• **INSTRUCTIONS FOR THE TASK**:
According to the text on buy now pay later, what share of millennials don't carry a credit card?

• **SOURCE DOCUMENT**:

The Buy Now Pay Later Landscape

The Buy Now Pay Later Landscape

Millennials and Gen Z have had a difficult few years. Sandwiched in between the Great Recession and the COVID-19 pandemic, their views on personal finances differ significantly from generations of the past. Thanks to student loans, high unemployment, and ballooning housing costs, people under the age of 40 have a complicated relationship with debt and this has changed how they interact with credit cards.

Millennials carry fewer cards and have lower balances than Gen-Xers did at their age. 23% of millennials don't carry a credit card and one in five members of Generation Z believe debt should be avoided altogether. Combine this with legislation limiting the marketing of credit cards on college campuses and you get fewer and fewer young people signing up or getting approved. However, this has left many unable to make bigger purchases normally reserved for credit cards like electronics, expensive clothing, appliances, and furniture. Luckily for them, a digital solution has landed in the form of Buy Now Pay Later and plenty of companies are eager to help them sign up, including Afterpay, the newest addition to the Square Inc. family, and Apple, which plans to roll out Apple Pay Later in the coming months.

• **INFORMATION GIVEN**:
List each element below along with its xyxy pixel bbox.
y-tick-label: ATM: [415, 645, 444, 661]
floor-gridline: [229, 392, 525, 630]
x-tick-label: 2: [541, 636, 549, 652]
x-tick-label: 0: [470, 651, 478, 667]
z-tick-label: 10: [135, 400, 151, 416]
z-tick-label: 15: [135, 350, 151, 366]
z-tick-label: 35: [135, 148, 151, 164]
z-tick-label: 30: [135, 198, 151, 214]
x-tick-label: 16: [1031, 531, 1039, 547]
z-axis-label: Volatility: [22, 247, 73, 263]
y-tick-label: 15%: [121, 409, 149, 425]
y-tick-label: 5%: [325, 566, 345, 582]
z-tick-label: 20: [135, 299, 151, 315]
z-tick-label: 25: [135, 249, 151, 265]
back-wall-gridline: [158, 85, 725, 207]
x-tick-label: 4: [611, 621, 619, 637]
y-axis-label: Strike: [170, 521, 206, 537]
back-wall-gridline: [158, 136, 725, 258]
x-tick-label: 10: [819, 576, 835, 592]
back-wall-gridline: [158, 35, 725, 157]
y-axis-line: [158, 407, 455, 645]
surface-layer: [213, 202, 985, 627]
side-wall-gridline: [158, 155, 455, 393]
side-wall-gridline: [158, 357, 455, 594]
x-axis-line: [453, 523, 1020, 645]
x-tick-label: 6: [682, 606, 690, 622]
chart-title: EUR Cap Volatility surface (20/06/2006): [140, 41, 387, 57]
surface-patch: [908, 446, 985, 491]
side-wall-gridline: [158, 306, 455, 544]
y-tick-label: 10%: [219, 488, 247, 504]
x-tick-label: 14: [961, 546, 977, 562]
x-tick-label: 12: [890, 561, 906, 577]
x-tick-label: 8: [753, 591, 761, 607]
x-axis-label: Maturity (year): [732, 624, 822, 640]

• **TASK RESPONSE**:
23%